Problem
Examine the entries below, count the lines holding the string "njega", and respond with the number only.
++++ Records ++++
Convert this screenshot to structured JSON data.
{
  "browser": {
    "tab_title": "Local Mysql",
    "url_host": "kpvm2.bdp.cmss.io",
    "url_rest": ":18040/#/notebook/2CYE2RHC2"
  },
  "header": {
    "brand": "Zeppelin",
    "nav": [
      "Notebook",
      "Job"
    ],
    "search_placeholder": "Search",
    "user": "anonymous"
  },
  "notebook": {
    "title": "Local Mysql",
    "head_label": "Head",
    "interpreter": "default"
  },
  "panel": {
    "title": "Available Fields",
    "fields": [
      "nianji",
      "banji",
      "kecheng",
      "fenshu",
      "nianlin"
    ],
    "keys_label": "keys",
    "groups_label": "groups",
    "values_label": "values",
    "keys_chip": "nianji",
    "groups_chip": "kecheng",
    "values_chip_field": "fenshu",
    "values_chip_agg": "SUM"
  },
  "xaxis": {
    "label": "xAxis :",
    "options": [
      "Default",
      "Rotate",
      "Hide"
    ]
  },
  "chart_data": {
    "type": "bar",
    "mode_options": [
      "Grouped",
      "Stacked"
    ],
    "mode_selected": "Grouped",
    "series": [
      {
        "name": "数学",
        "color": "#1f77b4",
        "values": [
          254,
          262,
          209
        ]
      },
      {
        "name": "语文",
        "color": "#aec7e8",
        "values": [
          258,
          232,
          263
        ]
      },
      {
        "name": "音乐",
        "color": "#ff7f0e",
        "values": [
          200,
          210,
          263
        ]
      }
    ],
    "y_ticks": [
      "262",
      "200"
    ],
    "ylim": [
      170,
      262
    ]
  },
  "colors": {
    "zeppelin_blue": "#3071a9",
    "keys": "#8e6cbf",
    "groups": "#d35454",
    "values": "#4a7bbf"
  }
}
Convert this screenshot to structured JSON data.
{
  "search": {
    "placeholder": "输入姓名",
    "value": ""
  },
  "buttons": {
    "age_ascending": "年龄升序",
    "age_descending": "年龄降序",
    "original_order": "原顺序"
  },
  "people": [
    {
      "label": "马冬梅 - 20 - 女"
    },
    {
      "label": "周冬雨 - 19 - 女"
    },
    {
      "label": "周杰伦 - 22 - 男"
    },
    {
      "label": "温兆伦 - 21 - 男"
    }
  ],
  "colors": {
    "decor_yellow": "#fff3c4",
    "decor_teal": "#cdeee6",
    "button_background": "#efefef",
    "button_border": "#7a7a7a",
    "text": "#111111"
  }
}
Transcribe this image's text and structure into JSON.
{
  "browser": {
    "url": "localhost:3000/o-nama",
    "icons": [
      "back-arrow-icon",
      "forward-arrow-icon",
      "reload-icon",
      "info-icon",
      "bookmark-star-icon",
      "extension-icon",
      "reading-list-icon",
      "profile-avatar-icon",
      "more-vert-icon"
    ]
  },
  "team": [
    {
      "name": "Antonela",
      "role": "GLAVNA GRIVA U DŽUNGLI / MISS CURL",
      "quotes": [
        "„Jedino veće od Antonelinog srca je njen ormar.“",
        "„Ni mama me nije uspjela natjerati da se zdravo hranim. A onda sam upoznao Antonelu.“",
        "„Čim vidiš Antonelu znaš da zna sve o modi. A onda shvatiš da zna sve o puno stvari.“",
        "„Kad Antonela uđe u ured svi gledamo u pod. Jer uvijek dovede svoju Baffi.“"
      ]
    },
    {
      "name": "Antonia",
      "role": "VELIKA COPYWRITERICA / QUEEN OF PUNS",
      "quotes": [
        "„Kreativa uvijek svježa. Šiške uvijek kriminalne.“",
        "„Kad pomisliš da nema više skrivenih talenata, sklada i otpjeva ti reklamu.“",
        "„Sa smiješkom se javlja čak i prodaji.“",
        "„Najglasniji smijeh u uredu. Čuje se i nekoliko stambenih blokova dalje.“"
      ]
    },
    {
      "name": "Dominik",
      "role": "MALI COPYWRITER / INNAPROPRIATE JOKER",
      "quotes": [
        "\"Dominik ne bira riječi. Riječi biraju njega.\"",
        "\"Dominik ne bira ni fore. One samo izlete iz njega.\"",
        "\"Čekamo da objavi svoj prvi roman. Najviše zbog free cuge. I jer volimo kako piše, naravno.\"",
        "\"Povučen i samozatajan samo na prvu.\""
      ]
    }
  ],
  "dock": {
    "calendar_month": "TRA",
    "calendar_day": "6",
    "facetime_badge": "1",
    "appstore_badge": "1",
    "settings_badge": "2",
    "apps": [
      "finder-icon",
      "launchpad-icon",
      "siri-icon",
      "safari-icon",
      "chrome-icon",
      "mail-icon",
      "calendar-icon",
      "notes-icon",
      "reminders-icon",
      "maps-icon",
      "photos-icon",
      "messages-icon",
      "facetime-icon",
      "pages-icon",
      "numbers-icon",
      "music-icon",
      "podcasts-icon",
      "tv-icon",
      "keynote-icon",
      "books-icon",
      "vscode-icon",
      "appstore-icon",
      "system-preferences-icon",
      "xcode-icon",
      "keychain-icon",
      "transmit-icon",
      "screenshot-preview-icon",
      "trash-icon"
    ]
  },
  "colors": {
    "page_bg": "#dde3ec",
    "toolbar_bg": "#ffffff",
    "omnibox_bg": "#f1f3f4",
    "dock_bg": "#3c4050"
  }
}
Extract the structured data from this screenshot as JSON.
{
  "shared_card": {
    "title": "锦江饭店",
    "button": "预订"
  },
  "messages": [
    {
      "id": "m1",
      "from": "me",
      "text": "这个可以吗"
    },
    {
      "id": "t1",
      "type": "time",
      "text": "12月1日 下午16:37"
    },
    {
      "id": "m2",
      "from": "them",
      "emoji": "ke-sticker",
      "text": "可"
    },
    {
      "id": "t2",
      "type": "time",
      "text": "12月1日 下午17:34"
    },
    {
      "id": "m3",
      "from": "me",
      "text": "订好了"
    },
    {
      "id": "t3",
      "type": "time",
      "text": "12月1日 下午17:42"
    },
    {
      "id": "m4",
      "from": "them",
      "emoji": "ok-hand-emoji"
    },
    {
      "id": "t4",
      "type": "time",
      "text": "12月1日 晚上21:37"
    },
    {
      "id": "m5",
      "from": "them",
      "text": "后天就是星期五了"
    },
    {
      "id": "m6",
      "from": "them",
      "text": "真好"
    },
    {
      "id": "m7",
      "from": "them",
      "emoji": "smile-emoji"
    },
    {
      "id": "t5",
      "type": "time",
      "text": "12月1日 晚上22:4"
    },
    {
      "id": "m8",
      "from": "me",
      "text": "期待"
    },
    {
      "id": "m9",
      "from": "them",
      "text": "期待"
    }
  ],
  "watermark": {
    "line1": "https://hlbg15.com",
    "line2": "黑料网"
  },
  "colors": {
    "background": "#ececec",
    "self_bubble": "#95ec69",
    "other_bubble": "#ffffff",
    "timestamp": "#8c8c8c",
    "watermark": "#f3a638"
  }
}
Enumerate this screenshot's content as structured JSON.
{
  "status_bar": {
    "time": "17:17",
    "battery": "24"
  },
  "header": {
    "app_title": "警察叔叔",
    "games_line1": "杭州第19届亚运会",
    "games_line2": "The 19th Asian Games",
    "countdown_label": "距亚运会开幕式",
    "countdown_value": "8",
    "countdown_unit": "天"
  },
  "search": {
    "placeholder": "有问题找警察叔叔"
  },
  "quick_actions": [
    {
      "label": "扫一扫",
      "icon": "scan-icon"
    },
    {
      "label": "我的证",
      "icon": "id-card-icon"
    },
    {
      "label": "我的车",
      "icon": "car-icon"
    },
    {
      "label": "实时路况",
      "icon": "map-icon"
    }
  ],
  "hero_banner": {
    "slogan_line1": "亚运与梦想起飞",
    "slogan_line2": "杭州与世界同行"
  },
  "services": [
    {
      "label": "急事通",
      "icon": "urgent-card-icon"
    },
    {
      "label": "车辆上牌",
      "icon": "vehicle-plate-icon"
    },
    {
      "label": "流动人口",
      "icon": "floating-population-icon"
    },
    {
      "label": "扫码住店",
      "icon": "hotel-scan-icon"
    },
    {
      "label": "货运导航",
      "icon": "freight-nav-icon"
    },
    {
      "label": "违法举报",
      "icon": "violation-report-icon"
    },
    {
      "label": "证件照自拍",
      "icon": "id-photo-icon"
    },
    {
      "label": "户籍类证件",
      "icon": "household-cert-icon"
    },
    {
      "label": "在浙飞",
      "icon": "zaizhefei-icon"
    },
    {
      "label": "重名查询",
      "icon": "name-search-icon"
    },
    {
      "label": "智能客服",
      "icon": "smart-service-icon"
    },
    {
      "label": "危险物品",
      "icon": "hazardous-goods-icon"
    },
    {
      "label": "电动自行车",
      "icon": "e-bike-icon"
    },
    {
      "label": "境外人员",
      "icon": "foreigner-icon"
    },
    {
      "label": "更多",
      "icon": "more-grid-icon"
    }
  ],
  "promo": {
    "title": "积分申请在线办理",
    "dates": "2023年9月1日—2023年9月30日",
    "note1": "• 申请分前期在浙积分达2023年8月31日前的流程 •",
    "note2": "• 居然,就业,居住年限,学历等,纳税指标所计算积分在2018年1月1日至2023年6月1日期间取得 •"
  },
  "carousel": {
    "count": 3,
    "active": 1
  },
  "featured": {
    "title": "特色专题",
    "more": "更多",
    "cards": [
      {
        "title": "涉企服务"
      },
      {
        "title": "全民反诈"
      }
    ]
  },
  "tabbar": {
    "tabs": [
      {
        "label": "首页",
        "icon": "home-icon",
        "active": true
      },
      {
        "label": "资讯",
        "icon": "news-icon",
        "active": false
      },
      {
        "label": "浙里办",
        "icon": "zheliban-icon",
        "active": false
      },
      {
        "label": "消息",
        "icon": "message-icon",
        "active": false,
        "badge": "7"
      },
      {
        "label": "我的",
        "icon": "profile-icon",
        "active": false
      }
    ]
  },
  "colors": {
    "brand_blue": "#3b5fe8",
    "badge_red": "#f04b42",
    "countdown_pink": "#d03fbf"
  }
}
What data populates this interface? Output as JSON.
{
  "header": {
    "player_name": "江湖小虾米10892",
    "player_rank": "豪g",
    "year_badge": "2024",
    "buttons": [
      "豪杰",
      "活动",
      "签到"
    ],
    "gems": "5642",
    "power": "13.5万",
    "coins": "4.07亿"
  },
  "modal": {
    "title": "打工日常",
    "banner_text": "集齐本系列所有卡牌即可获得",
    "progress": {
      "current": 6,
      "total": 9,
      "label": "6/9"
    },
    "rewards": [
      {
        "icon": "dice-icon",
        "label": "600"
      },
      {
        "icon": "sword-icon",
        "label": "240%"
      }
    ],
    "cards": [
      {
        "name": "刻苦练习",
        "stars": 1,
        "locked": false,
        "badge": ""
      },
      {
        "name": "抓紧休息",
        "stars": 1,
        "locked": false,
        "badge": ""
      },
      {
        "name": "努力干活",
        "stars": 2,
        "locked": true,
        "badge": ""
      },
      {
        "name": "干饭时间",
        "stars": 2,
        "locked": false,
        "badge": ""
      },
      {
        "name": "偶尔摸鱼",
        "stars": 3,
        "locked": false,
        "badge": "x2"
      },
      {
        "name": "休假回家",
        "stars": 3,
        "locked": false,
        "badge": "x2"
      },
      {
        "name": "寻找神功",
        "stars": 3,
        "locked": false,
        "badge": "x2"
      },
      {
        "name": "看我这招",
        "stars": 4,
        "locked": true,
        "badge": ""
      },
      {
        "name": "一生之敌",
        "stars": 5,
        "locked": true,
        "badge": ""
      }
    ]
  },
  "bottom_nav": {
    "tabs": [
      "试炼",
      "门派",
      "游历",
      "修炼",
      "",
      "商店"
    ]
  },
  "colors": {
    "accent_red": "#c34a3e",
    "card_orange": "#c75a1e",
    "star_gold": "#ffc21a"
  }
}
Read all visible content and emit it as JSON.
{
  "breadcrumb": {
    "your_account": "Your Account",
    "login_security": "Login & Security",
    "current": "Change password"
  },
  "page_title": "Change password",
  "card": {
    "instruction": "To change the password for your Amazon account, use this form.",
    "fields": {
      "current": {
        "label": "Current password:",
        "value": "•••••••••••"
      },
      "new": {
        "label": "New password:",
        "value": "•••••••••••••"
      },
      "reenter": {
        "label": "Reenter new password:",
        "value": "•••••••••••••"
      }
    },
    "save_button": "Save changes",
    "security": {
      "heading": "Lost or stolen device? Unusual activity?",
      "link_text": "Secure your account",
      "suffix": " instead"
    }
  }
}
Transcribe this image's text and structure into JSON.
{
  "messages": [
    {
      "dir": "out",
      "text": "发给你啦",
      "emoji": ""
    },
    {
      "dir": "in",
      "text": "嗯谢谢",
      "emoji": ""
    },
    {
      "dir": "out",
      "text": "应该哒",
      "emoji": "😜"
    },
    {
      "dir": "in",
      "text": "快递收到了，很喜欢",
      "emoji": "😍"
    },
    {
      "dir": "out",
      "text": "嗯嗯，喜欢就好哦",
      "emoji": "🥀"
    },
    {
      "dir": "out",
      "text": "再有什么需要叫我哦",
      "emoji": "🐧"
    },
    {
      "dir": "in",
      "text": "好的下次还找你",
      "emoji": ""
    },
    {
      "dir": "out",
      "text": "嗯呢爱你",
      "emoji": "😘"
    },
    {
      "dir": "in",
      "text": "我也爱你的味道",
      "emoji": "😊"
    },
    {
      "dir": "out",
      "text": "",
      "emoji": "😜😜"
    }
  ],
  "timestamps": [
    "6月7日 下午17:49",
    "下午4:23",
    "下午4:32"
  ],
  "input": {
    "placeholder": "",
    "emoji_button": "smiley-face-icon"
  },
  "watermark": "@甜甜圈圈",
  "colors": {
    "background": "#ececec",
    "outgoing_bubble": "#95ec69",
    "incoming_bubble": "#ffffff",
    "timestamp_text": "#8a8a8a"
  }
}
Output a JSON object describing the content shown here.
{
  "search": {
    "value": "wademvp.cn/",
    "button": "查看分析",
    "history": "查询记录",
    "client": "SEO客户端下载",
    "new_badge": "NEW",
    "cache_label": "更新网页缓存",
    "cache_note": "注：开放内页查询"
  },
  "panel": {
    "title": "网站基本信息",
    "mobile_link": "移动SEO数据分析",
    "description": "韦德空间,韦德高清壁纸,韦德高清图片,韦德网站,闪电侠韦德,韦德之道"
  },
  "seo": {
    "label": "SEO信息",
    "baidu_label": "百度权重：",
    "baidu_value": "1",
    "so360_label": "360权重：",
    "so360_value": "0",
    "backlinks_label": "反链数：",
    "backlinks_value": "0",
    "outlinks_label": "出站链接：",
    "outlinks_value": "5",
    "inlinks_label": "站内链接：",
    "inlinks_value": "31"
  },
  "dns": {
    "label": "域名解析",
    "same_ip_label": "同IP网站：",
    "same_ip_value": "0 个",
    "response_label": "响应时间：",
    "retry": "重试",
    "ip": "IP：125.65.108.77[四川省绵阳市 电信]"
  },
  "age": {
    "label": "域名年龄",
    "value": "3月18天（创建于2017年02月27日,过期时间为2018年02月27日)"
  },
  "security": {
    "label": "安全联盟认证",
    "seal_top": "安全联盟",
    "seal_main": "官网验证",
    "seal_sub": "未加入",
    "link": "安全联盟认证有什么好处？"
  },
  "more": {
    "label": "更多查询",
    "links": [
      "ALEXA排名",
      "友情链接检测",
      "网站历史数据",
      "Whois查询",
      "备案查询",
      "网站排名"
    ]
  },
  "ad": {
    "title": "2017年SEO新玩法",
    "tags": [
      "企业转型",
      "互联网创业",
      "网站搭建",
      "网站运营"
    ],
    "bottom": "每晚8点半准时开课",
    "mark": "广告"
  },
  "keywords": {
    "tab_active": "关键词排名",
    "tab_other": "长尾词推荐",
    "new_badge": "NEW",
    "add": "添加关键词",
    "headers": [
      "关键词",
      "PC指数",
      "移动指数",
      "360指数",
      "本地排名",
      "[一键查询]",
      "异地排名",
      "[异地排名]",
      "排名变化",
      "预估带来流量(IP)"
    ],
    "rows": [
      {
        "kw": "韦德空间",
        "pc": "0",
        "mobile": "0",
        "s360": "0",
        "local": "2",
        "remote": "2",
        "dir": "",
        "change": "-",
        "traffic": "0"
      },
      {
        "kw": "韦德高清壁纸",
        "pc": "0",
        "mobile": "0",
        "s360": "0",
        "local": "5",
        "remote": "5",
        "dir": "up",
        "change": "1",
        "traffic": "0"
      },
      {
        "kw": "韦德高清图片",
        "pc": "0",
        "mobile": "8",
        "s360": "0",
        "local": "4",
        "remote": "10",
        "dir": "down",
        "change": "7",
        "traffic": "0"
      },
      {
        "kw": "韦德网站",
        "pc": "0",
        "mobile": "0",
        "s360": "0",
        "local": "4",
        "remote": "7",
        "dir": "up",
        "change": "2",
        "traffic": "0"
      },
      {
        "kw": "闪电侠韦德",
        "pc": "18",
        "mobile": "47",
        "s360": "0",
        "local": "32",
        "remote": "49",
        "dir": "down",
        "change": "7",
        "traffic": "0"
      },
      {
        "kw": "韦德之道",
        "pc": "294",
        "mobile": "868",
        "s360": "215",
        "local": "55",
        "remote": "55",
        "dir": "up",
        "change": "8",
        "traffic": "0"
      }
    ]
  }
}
++++
Expected answer
2